### Supplied records ###

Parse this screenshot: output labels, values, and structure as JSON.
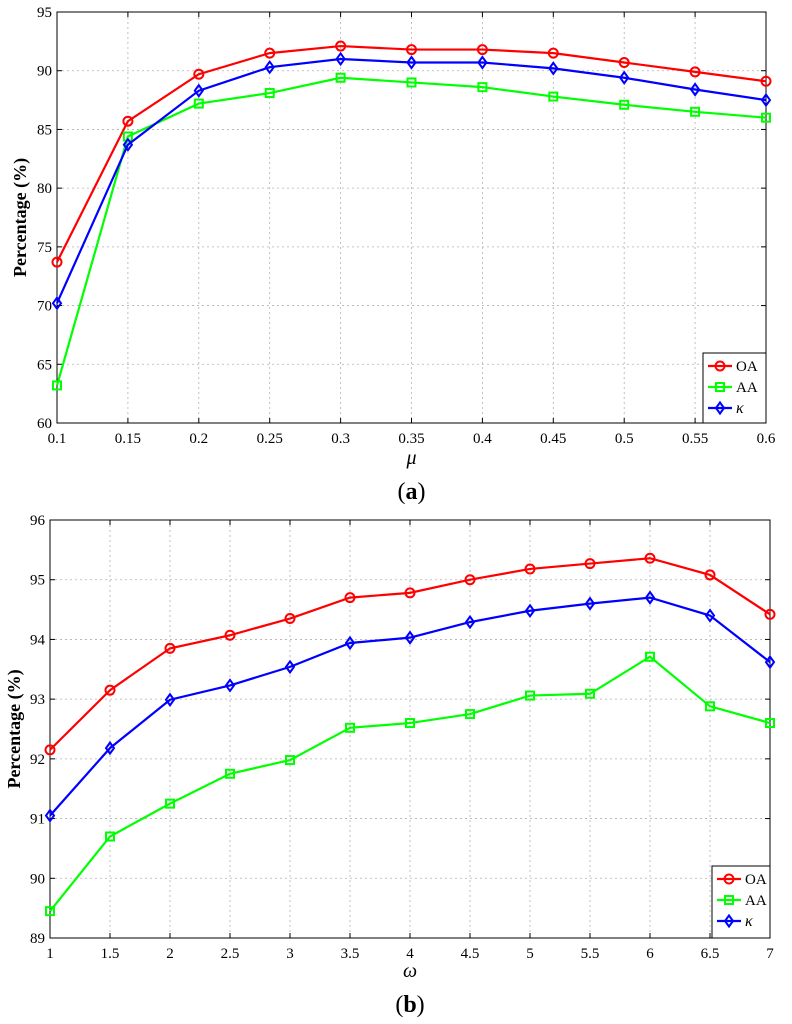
{
  "chart_data": [
    {
      "type": "line",
      "caption_letter": "a",
      "xlabel": "μ",
      "ylabel": "Percentage (%)",
      "x": [
        0.1,
        0.15,
        0.2,
        0.25,
        0.3,
        0.35,
        0.4,
        0.45,
        0.5,
        0.55,
        0.6
      ],
      "xticks": [
        "0.1",
        "0.15",
        "0.2",
        "0.25",
        "0.3",
        "0.35",
        "0.4",
        "0.45",
        "0.5",
        "0.55",
        "0.6"
      ],
      "xlim": [
        0.1,
        0.6
      ],
      "ylim": [
        60,
        95
      ],
      "yticks": [
        60,
        65,
        70,
        75,
        80,
        85,
        90,
        95
      ],
      "grid": true,
      "legend_position": "bottom-right",
      "series": [
        {
          "name": "OA",
          "color": "#ff0000",
          "marker": "circle",
          "values": [
            73.7,
            85.7,
            89.7,
            91.5,
            92.1,
            91.8,
            91.8,
            91.5,
            90.7,
            89.9,
            89.1
          ]
        },
        {
          "name": "AA",
          "color": "#00ff00",
          "marker": "square",
          "values": [
            63.2,
            84.4,
            87.2,
            88.1,
            89.4,
            89.0,
            88.6,
            87.8,
            87.1,
            86.5,
            86.0
          ]
        },
        {
          "name": "κ",
          "color": "#0000ff",
          "marker": "diamond",
          "values": [
            70.2,
            83.7,
            88.3,
            90.3,
            91.0,
            90.7,
            90.7,
            90.2,
            89.4,
            88.4,
            87.5
          ]
        }
      ]
    },
    {
      "type": "line",
      "caption_letter": "b",
      "xlabel": "ω",
      "ylabel": "Percentage (%)",
      "x": [
        1,
        1.5,
        2,
        2.5,
        3,
        3.5,
        4,
        4.5,
        5,
        5.5,
        6,
        6.5,
        7
      ],
      "xticks": [
        "1",
        "1.5",
        "2",
        "2.5",
        "3",
        "3.5",
        "4",
        "4.5",
        "5",
        "5.5",
        "6",
        "6.5",
        "7"
      ],
      "xlim": [
        1,
        7
      ],
      "ylim": [
        89,
        96
      ],
      "yticks": [
        89,
        90,
        91,
        92,
        93,
        94,
        95,
        96
      ],
      "grid": true,
      "legend_position": "bottom-right",
      "series": [
        {
          "name": "OA",
          "color": "#ff0000",
          "marker": "circle",
          "values": [
            92.15,
            93.15,
            93.85,
            94.07,
            94.35,
            94.7,
            94.78,
            95.0,
            95.18,
            95.27,
            95.36,
            95.08,
            94.42
          ]
        },
        {
          "name": "AA",
          "color": "#00ff00",
          "marker": "square",
          "values": [
            89.45,
            90.7,
            91.25,
            91.75,
            91.98,
            92.52,
            92.6,
            92.75,
            93.06,
            93.09,
            93.71,
            92.88,
            92.6
          ]
        },
        {
          "name": "κ",
          "color": "#0000ff",
          "marker": "diamond",
          "values": [
            91.05,
            92.18,
            92.99,
            93.23,
            93.54,
            93.94,
            94.03,
            94.29,
            94.48,
            94.6,
            94.7,
            94.4,
            93.62
          ]
        }
      ]
    }
  ]
}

###

## Written instruction
Repeat each entry exactly as it appears; skip any picture.

## Exercise answer
Parse this screenshot: output labels, values, and structure as JSON.
{
  "chart_data": [
    {
      "type": "line",
      "caption_letter": "a",
      "xlabel": "μ",
      "ylabel": "Percentage (%)",
      "x": [
        0.1,
        0.15,
        0.2,
        0.25,
        0.3,
        0.35,
        0.4,
        0.45,
        0.5,
        0.55,
        0.6
      ],
      "xticks": [
        "0.1",
        "0.15",
        "0.2",
        "0.25",
        "0.3",
        "0.35",
        "0.4",
        "0.45",
        "0.5",
        "0.55",
        "0.6"
      ],
      "xlim": [
        0.1,
        0.6
      ],
      "ylim": [
        60,
        95
      ],
      "yticks": [
        60,
        65,
        70,
        75,
        80,
        85,
        90,
        95
      ],
      "grid": true,
      "legend_position": "bottom-right",
      "series": [
        {
          "name": "OA",
          "color": "#ff0000",
          "marker": "circle",
          "values": [
            73.7,
            85.7,
            89.7,
            91.5,
            92.1,
            91.8,
            91.8,
            91.5,
            90.7,
            89.9,
            89.1
          ]
        },
        {
          "name": "AA",
          "color": "#00ff00",
          "marker": "square",
          "values": [
            63.2,
            84.4,
            87.2,
            88.1,
            89.4,
            89.0,
            88.6,
            87.8,
            87.1,
            86.5,
            86.0
          ]
        },
        {
          "name": "κ",
          "color": "#0000ff",
          "marker": "diamond",
          "values": [
            70.2,
            83.7,
            88.3,
            90.3,
            91.0,
            90.7,
            90.7,
            90.2,
            89.4,
            88.4,
            87.5
          ]
        }
      ]
    },
    {
      "type": "line",
      "caption_letter": "b",
      "xlabel": "ω",
      "ylabel": "Percentage (%)",
      "x": [
        1,
        1.5,
        2,
        2.5,
        3,
        3.5,
        4,
        4.5,
        5,
        5.5,
        6,
        6.5,
        7
      ],
      "xticks": [
        "1",
        "1.5",
        "2",
        "2.5",
        "3",
        "3.5",
        "4",
        "4.5",
        "5",
        "5.5",
        "6",
        "6.5",
        "7"
      ],
      "xlim": [
        1,
        7
      ],
      "ylim": [
        89,
        96
      ],
      "yticks": [
        89,
        90,
        91,
        92,
        93,
        94,
        95,
        96
      ],
      "grid": true,
      "legend_position": "bottom-right",
      "series": [
        {
          "name": "OA",
          "color": "#ff0000",
          "marker": "circle",
          "values": [
            92.15,
            93.15,
            93.85,
            94.07,
            94.35,
            94.7,
            94.78,
            95.0,
            95.18,
            95.27,
            95.36,
            95.08,
            94.42
          ]
        },
        {
          "name": "AA",
          "color": "#00ff00",
          "marker": "square",
          "values": [
            89.45,
            90.7,
            91.25,
            91.75,
            91.98,
            92.52,
            92.6,
            92.75,
            93.06,
            93.09,
            93.71,
            92.88,
            92.6
          ]
        },
        {
          "name": "κ",
          "color": "#0000ff",
          "marker": "diamond",
          "values": [
            91.05,
            92.18,
            92.99,
            93.23,
            93.54,
            93.94,
            94.03,
            94.29,
            94.48,
            94.6,
            94.7,
            94.4,
            93.62
          ]
        }
      ]
    }
  ]
}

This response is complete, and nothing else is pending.